+++ LISTED RECORDS

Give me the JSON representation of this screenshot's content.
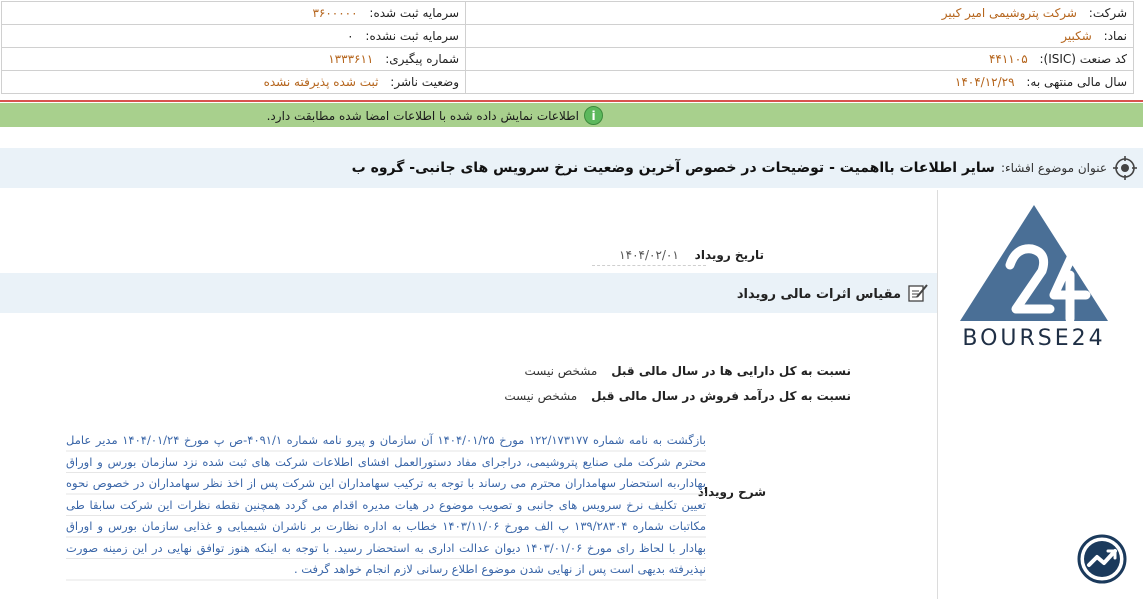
{
  "header": {
    "company_label": "شرکت:",
    "company_value": "شرکت پتروشیمی امیر کبیر",
    "capital_registered_label": "سرمایه ثبت شده:",
    "capital_registered_value": "۳۶۰۰۰۰۰",
    "symbol_label": "نماد:",
    "symbol_value": "شکبیر",
    "capital_unregistered_label": "سرمایه ثبت نشده:",
    "capital_unregistered_value": "۰",
    "isic_label": "کد صنعت (ISIC):",
    "isic_value": "۴۴۱۱۰۵",
    "tracking_label": "شماره پیگیری:",
    "tracking_value": "۱۳۳۳۶۱۱",
    "fiscal_year_label": "سال مالی منتهی به:",
    "fiscal_year_value": "۱۴۰۴/۱۲/۲۹",
    "publisher_status_label": "وضعیت ناشر:",
    "publisher_status_value": "ثبت شده پذیرفته نشده"
  },
  "notice": {
    "text": "اطلاعات نمایش داده شده با اطلاعات امضا شده مطابقت دارد."
  },
  "subject": {
    "label": "عنوان موضوع افشاء:",
    "value": "سایر اطلاعات بااهمیت - توضیحات در خصوص آخرین وضعیت نرخ سرویس های جانبی- گروه ب"
  },
  "event": {
    "date_label": "تاریخ رویداد",
    "date_value": "۱۴۰۴/۰۲/۰۱"
  },
  "section": {
    "title": "مقیاس اثرات مالی رویداد"
  },
  "metrics": [
    {
      "label": "نسبت به کل دارایی ها در سال مالی قبل",
      "value": "مشخص نیست"
    },
    {
      "label": "نسبت به کل درآمد فروش در سال مالی قبل",
      "value": "مشخص نیست"
    }
  ],
  "description": {
    "label": "شرح رویداد",
    "text": "بازگشت به نامه شماره ۱۲۲/۱۷۳۱۷۷ مورخ ۱۴۰۴/۰۱/۲۵ آن سازمان و پیرو نامه شماره ۴۰۹۱/۱-ص پ مورخ ۱۴۰۴/۰۱/۲۴ مدیر عامل محترم شرکت ملی صنایع پتروشیمی، دراجرای مفاد دستورالعمل افشای اطلاعات شرکت های ثبت شده نزد سازمان بورس و اوراق بهادار،به استحضار سهامداران محترم می رساند با توجه به ترکیب سهامداران این شرکت پس از اخذ نظر سهامداران در خصوص نحوه تعیین تکلیف نرخ سرویس های جانبی و تصویب موضوع در هیات مدیره اقدام می گردد همچنین نقطه نظرات این شرکت سابقا طی مکاتبات شماره ۱۳۹/۲۸۳۰۴ پ الف مورخ ۱۴۰۳/۱۱/۰۶ خطاب به اداره نظارت بر ناشران شیمیایی و غذایی سازمان بورس و اوراق بهادار با لحاظ رای مورخ ۱۴۰۳/۰۱/۰۶ دیوان عدالت اداری به استحضار رسید. با توجه به اینکه هنوز توافق نهایی در این زمینه صورت نپذیرفته بدیهی است پس از نهایی شدن موضوع اطلاع رسانی لازم انجام خواهد گرفت ."
  },
  "logo": {
    "text": "BOURSE24"
  },
  "colors": {
    "value_orange": "#b5651d",
    "notice_green": "#a8d08d",
    "panel_blue": "#eaf2f8",
    "desc_blue": "#3a66a8",
    "logo_blue": "#4a6f96",
    "rule_red": "#d9534f"
  },
  "icons": {
    "notice": "info-circle-icon",
    "subject": "target-icon",
    "section": "edit-note-icon",
    "badge": "chart-trend-icon"
  }
}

++++++

▶ **SET PROBLEM**
Output the material word for word, omitting its pictures.

▶ **SOLUTION**
Give me the JSON representation of this screenshot's content.
{
  "header": {
    "company_label": "شرکت:",
    "company_value": "شرکت پتروشیمی امیر کبیر",
    "capital_registered_label": "سرمایه ثبت شده:",
    "capital_registered_value": "۳۶۰۰۰۰۰",
    "symbol_label": "نماد:",
    "symbol_value": "شکبیر",
    "capital_unregistered_label": "سرمایه ثبت نشده:",
    "capital_unregistered_value": "۰",
    "isic_label": "کد صنعت (ISIC):",
    "isic_value": "۴۴۱۱۰۵",
    "tracking_label": "شماره پیگیری:",
    "tracking_value": "۱۳۳۳۶۱۱",
    "fiscal_year_label": "سال مالی منتهی به:",
    "fiscal_year_value": "۱۴۰۴/۱۲/۲۹",
    "publisher_status_label": "وضعیت ناشر:",
    "publisher_status_value": "ثبت شده پذیرفته نشده"
  },
  "notice": {
    "text": "اطلاعات نمایش داده شده با اطلاعات امضا شده مطابقت دارد."
  },
  "subject": {
    "label": "عنوان موضوع افشاء:",
    "value": "سایر اطلاعات بااهمیت - توضیحات در خصوص آخرین وضعیت نرخ سرویس های جانبی- گروه ب"
  },
  "event": {
    "date_label": "تاریخ رویداد",
    "date_value": "۱۴۰۴/۰۲/۰۱"
  },
  "section": {
    "title": "مقیاس اثرات مالی رویداد"
  },
  "metrics": [
    {
      "label": "نسبت به کل دارایی ها در سال مالی قبل",
      "value": "مشخص نیست"
    },
    {
      "label": "نسبت به کل درآمد فروش در سال مالی قبل",
      "value": "مشخص نیست"
    }
  ],
  "description": {
    "label": "شرح رویداد",
    "text": "بازگشت به نامه شماره ۱۲۲/۱۷۳۱۷۷ مورخ ۱۴۰۴/۰۱/۲۵ آن سازمان و پیرو نامه شماره ۴۰۹۱/۱-ص پ مورخ ۱۴۰۴/۰۱/۲۴ مدیر عامل محترم شرکت ملی صنایع پتروشیمی، دراجرای مفاد دستورالعمل افشای اطلاعات شرکت های ثبت شده نزد سازمان بورس و اوراق بهادار،به استحضار سهامداران محترم می رساند با توجه به ترکیب سهامداران این شرکت پس از اخذ نظر سهامداران در خصوص نحوه تعیین تکلیف نرخ سرویس های جانبی و تصویب موضوع در هیات مدیره اقدام می گردد همچنین نقطه نظرات این شرکت سابقا طی مکاتبات شماره ۱۳۹/۲۸۳۰۴ پ الف مورخ ۱۴۰۳/۱۱/۰۶ خطاب به اداره نظارت بر ناشران شیمیایی و غذایی سازمان بورس و اوراق بهادار با لحاظ رای مورخ ۱۴۰۳/۰۱/۰۶ دیوان عدالت اداری به استحضار رسید. با توجه به اینکه هنوز توافق نهایی در این زمینه صورت نپذیرفته بدیهی است پس از نهایی شدن موضوع اطلاع رسانی لازم انجام خواهد گرفت ."
  },
  "logo": {
    "text": "BOURSE24"
  },
  "colors": {
    "value_orange": "#b5651d",
    "notice_green": "#a8d08d",
    "panel_blue": "#eaf2f8",
    "desc_blue": "#3a66a8",
    "logo_blue": "#4a6f96",
    "rule_red": "#d9534f"
  },
  "icons": {
    "notice": "info-circle-icon",
    "subject": "target-icon",
    "section": "edit-note-icon",
    "badge": "chart-trend-icon"
  }
}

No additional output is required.